WHAT YOU SHOULD DO. Copy the lines verbatim, beginning with the line that contains "Read this page and output its text content." and continuing through the end of the data, and only those lines.

════════

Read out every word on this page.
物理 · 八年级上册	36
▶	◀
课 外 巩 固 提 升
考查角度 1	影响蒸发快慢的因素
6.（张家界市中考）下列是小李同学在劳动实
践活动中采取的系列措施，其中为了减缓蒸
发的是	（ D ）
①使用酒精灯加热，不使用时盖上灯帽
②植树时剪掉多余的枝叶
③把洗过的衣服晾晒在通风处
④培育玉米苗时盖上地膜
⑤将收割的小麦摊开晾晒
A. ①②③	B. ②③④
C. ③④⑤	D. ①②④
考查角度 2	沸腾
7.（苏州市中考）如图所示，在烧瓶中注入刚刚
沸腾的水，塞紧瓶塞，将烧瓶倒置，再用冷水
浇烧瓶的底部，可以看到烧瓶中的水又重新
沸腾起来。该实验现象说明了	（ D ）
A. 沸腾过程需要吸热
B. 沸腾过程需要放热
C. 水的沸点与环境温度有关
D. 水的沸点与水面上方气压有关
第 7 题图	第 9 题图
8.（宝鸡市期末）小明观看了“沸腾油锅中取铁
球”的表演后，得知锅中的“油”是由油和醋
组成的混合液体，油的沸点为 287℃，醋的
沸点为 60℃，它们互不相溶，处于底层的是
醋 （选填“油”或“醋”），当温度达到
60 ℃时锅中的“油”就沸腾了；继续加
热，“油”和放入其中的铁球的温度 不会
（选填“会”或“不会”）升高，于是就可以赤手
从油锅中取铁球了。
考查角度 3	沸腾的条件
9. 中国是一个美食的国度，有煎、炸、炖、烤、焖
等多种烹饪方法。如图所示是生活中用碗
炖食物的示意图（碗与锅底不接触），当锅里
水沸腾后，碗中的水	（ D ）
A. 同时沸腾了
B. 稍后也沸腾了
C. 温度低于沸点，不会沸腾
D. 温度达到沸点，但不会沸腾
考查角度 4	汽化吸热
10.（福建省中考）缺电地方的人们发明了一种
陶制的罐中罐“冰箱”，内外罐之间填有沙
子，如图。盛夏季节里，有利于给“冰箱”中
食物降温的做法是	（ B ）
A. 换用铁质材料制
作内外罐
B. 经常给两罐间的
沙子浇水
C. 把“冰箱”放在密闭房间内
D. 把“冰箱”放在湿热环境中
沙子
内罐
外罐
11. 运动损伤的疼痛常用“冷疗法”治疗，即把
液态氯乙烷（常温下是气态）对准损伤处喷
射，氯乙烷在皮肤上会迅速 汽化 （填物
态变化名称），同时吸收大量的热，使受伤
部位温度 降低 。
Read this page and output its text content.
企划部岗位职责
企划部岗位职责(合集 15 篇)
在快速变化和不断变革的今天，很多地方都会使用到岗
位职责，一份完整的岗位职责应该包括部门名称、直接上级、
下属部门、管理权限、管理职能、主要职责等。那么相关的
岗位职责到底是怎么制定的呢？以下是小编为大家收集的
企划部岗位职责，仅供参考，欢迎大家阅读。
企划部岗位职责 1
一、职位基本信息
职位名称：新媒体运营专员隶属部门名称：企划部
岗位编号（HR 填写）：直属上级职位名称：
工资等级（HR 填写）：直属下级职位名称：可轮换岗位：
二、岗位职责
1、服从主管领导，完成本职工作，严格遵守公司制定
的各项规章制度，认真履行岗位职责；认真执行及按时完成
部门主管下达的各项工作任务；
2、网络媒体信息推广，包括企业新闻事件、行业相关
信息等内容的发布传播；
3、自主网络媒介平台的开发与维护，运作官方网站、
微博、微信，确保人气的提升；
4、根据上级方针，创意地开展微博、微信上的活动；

════════

SOLUTION FOR THIS EXERCISE.
Read this page and output its text content.
企划部岗位职责
企划部岗位职责(合集 15 篇)
在快速变化和不断变革的今天，很多地方都会使用到岗
位职责，一份完整的岗位职责应该包括部门名称、直接上级、
下属部门、管理权限、管理职能、主要职责等。那么相关的
岗位职责到底是怎么制定的呢？以下是小编为大家收集的
企划部岗位职责，仅供参考，欢迎大家阅读。
企划部岗位职责 1
一、职位基本信息
职位名称：新媒体运营专员隶属部门名称：企划部
岗位编号（HR 填写）：直属上级职位名称：
工资等级（HR 填写）：直属下级职位名称：可轮换岗位：
二、岗位职责
1、服从主管领导，完成本职工作，严格遵守公司制定
的各项规章制度，认真履行岗位职责；认真执行及按时完成
部门主管下达的各项工作任务；
2、网络媒体信息推广，包括企业新闻事件、行业相关
信息等内容的发布传播；
3、自主网络媒介平台的开发与维护，运作官方网站、
微博、微信，确保人气的提升；
4、根据上级方针，创意地开展微博、微信上的活动；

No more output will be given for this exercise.